- _Problem description_
Identify the lines that include the word "الله", then copy all of them.

— START Given records —

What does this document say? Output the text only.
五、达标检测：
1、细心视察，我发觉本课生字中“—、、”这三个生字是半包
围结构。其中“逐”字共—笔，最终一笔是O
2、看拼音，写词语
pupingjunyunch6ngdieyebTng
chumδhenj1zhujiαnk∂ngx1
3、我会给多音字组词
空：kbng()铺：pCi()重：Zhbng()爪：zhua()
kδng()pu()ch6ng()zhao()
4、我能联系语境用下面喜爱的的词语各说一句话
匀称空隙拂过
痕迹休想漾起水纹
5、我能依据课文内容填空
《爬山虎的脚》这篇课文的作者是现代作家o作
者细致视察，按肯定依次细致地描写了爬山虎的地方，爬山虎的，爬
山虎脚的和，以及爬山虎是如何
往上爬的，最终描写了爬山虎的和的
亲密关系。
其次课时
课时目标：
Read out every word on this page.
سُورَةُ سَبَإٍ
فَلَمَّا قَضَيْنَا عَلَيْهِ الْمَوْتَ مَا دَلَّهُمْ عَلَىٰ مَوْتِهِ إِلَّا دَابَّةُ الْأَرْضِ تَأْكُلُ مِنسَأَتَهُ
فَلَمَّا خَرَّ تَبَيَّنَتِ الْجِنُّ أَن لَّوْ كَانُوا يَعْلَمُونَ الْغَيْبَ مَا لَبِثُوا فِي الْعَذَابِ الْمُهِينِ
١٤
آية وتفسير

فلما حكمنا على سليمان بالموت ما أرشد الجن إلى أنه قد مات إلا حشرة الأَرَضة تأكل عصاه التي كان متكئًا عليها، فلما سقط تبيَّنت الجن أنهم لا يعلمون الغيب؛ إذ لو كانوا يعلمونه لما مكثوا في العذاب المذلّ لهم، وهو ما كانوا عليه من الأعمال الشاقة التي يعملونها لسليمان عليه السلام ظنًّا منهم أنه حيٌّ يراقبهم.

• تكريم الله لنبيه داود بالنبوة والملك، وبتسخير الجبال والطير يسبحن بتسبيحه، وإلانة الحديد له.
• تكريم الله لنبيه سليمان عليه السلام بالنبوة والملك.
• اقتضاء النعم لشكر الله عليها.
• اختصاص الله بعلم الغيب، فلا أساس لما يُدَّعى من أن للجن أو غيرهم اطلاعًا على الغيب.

— END Given records —

- _Expected answer_
• تكريم الله لنبيه داود بالنبوة والملك، وبتسخير الجبال والطير يسبحن بتسبيحه، وإلانة الحديد له.
• تكريم الله لنبيه سليمان عليه السلام بالنبوة والملك.
• اقتضاء النعم لشكر الله عليها.
• اختصاص الله بعلم الغيب، فلا أساس لما يُدَّعى من أن للجن أو غيرهم اطلاعًا على الغيب.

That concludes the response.